Texto apresentado =
# # # # # # #

Segue o já mencionado autor esposando tal entendimento e elencando ainda:

“... Novamente temos aqui uma poderosa arma em mãos da Administração Pública: se o registro de preços estiver se mostrando vantajoso, não só em do preço praticado, como pelo atendimento que vem sendo dado pelo fornecedor, o acordo não precisa ser encerrado, podendo ser prorrogado por até 12(doze) meses...”.[10]

Defendendo a posição doutrinária majoritária sobre a questão da vigência, entendemos da seguinte forma.

Na interpretação da lei, deve-se atender "aos fins sociais a que ela se dirige e às exigências do bem comum" (art. 5° da LICC).

Observado que o texto legal é claro e específico ao afirmar que somente poderá ser realizada a prorrogação caso reste comprovada a vantagem econômica para a administração pública, não cabe ao administrador ou aos órgãos jurídicos depreender outro entendimento que não o de possibilitar a referida prorrogação de vigência por 12 (doze) meses além do prazo estipulado no “caput” do art. 4°, do Decreto n.° 3931/01.

# # # # # # #

Dados de origem =
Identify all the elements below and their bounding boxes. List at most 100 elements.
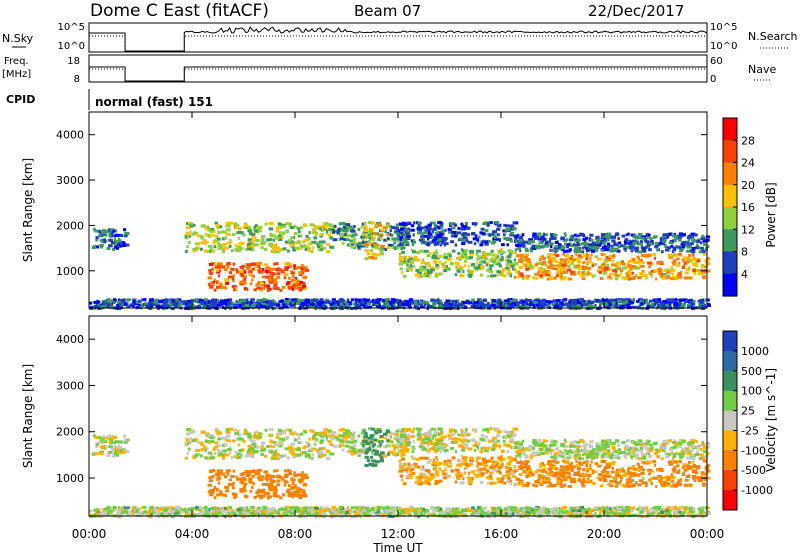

# # # # # # #

O que se pede = No texto sobre a prorrogação do registro de preços, a que se deve atender na interpretação da lei, conforme o art. 5° da LICC? As linhas não precisam ser consultadas.

Resposta = Aos fins sociais a que ela se dirige e às exigências do bem comum.